> **Goal**
Give back all the data exactly, line by line.

* START *

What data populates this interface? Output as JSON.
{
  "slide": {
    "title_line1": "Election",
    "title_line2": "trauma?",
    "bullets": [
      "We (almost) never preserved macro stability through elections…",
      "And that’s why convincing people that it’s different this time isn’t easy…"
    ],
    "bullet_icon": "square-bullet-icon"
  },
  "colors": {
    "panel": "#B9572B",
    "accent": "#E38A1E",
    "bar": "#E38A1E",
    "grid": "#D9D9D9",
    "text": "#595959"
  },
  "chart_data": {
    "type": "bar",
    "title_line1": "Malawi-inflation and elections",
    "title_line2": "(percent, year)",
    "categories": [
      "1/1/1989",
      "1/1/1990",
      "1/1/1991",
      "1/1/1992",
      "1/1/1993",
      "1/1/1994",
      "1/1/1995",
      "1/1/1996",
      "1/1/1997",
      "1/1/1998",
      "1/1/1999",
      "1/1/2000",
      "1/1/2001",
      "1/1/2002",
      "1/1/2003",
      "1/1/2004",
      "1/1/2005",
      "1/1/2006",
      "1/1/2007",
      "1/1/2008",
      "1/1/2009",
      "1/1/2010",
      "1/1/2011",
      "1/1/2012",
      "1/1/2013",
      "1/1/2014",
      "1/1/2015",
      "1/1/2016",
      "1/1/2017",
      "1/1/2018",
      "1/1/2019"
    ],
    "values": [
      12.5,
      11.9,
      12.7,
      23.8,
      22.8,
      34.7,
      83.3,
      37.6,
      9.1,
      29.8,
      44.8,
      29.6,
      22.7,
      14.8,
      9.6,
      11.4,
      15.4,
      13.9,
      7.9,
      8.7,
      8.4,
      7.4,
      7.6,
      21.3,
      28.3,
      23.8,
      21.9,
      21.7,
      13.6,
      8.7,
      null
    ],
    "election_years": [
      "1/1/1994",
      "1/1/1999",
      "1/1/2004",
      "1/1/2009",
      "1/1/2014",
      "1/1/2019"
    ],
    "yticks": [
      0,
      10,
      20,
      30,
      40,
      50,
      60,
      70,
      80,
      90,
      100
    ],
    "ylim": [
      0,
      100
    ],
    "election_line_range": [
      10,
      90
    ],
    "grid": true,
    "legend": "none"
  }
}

* END *

> **Output of the exercise**
What data populates this interface? Output as JSON.
{
  "slide": {
    "title_line1": "Election",
    "title_line2": "trauma?",
    "bullets": [
      "We (almost) never preserved macro stability through elections…",
      "And that’s why convincing people that it’s different this time isn’t easy…"
    ],
    "bullet_icon": "square-bullet-icon"
  },
  "colors": {
    "panel": "#B9572B",
    "accent": "#E38A1E",
    "bar": "#E38A1E",
    "grid": "#D9D9D9",
    "text": "#595959"
  },
  "chart_data": {
    "type": "bar",
    "title_line1": "Malawi-inflation and elections",
    "title_line2": "(percent, year)",
    "categories": [
      "1/1/1989",
      "1/1/1990",
      "1/1/1991",
      "1/1/1992",
      "1/1/1993",
      "1/1/1994",
      "1/1/1995",
      "1/1/1996",
      "1/1/1997",
      "1/1/1998",
      "1/1/1999",
      "1/1/2000",
      "1/1/2001",
      "1/1/2002",
      "1/1/2003",
      "1/1/2004",
      "1/1/2005",
      "1/1/2006",
      "1/1/2007",
      "1/1/2008",
      "1/1/2009",
      "1/1/2010",
      "1/1/2011",
      "1/1/2012",
      "1/1/2013",
      "1/1/2014",
      "1/1/2015",
      "1/1/2016",
      "1/1/2017",
      "1/1/2018",
      "1/1/2019"
    ],
    "values": [
      12.5,
      11.9,
      12.7,
      23.8,
      22.8,
      34.7,
      83.3,
      37.6,
      9.1,
      29.8,
      44.8,
      29.6,
      22.7,
      14.8,
      9.6,
      11.4,
      15.4,
      13.9,
      7.9,
      8.7,
      8.4,
      7.4,
      7.6,
      21.3,
      28.3,
      23.8,
      21.9,
      21.7,
      13.6,
      8.7,
      null
    ],
    "election_years": [
      "1/1/1994",
      "1/1/1999",
      "1/1/2004",
      "1/1/2009",
      "1/1/2014",
      "1/1/2019"
    ],
    "yticks": [
      0,
      10,
      20,
      30,
      40,
      50,
      60,
      70,
      80,
      90,
      100
    ],
    "ylim": [
      0,
      100
    ],
    "election_line_range": [
      10,
      90
    ],
    "grid": true,
    "legend": "none"
  }
}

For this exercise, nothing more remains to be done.